▸ Dataset extract
========

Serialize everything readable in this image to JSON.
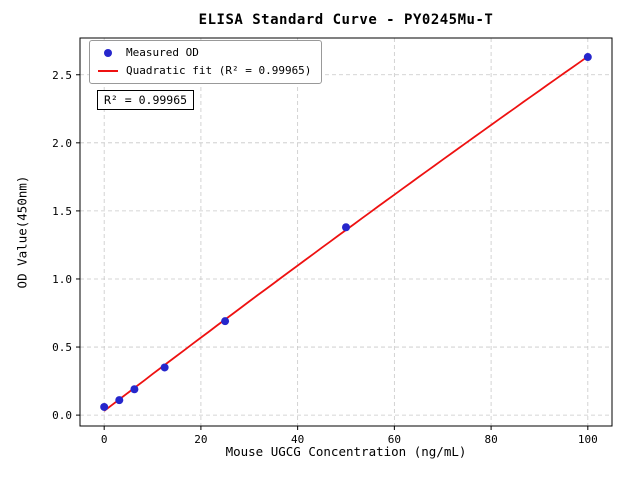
{
  "chart_data": {
    "type": "scatter",
    "title": "ELISA Standard Curve - PY0245Mu-T",
    "xlabel": "Mouse UGCG Concentration (ng/mL)",
    "ylabel": "OD Value(450nm)",
    "x": [
      0,
      3.125,
      6.25,
      12.5,
      25,
      50,
      100
    ],
    "y": [
      0.06,
      0.11,
      0.19,
      0.35,
      0.69,
      1.38,
      2.63
    ],
    "series": [
      {
        "name": "Measured OD",
        "type": "scatter",
        "color": "#2626cc"
      },
      {
        "name": "Quadratic fit (R² = 0.99965)",
        "type": "quadratic-fit-line",
        "color": "#ee1111"
      }
    ],
    "annotation": "R² = 0.99965",
    "r_squared": 0.99965,
    "xlim": [
      -5,
      105
    ],
    "ylim": [
      -0.08,
      2.77
    ],
    "xticks": {
      "values": [
        0,
        20,
        40,
        60,
        80,
        100
      ],
      "labels": [
        "0",
        "20",
        "40",
        "60",
        "80",
        "100"
      ]
    },
    "yticks": {
      "values": [
        0,
        0.5,
        1.0,
        1.5,
        2.0,
        2.5
      ],
      "labels": [
        "0.0",
        "0.5",
        "1.0",
        "1.5",
        "2.0",
        "2.5"
      ]
    },
    "grid": true,
    "grid_style": "dashed",
    "grid_color": "#c8c8c8",
    "legend_position": "upper-left",
    "axes_color": "#000000",
    "background_color": "#ffffff"
  }
}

========

From start to finish, output the listing exactly, but omit its pictures.

▸ Task answer
Serialize everything readable in this image to JSON.
{
  "chart_data": {
    "type": "scatter",
    "title": "ELISA Standard Curve - PY0245Mu-T",
    "xlabel": "Mouse UGCG Concentration (ng/mL)",
    "ylabel": "OD Value(450nm)",
    "x": [
      0,
      3.125,
      6.25,
      12.5,
      25,
      50,
      100
    ],
    "y": [
      0.06,
      0.11,
      0.19,
      0.35,
      0.69,
      1.38,
      2.63
    ],
    "series": [
      {
        "name": "Measured OD",
        "type": "scatter",
        "color": "#2626cc"
      },
      {
        "name": "Quadratic fit (R² = 0.99965)",
        "type": "quadratic-fit-line",
        "color": "#ee1111"
      }
    ],
    "annotation": "R² = 0.99965",
    "r_squared": 0.99965,
    "xlim": [
      -5,
      105
    ],
    "ylim": [
      -0.08,
      2.77
    ],
    "xticks": {
      "values": [
        0,
        20,
        40,
        60,
        80,
        100
      ],
      "labels": [
        "0",
        "20",
        "40",
        "60",
        "80",
        "100"
      ]
    },
    "yticks": {
      "values": [
        0,
        0.5,
        1.0,
        1.5,
        2.0,
        2.5
      ],
      "labels": [
        "0.0",
        "0.5",
        "1.0",
        "1.5",
        "2.0",
        "2.5"
      ]
    },
    "grid": true,
    "grid_style": "dashed",
    "grid_color": "#c8c8c8",
    "legend_position": "upper-left",
    "axes_color": "#000000",
    "background_color": "#ffffff"
  }
}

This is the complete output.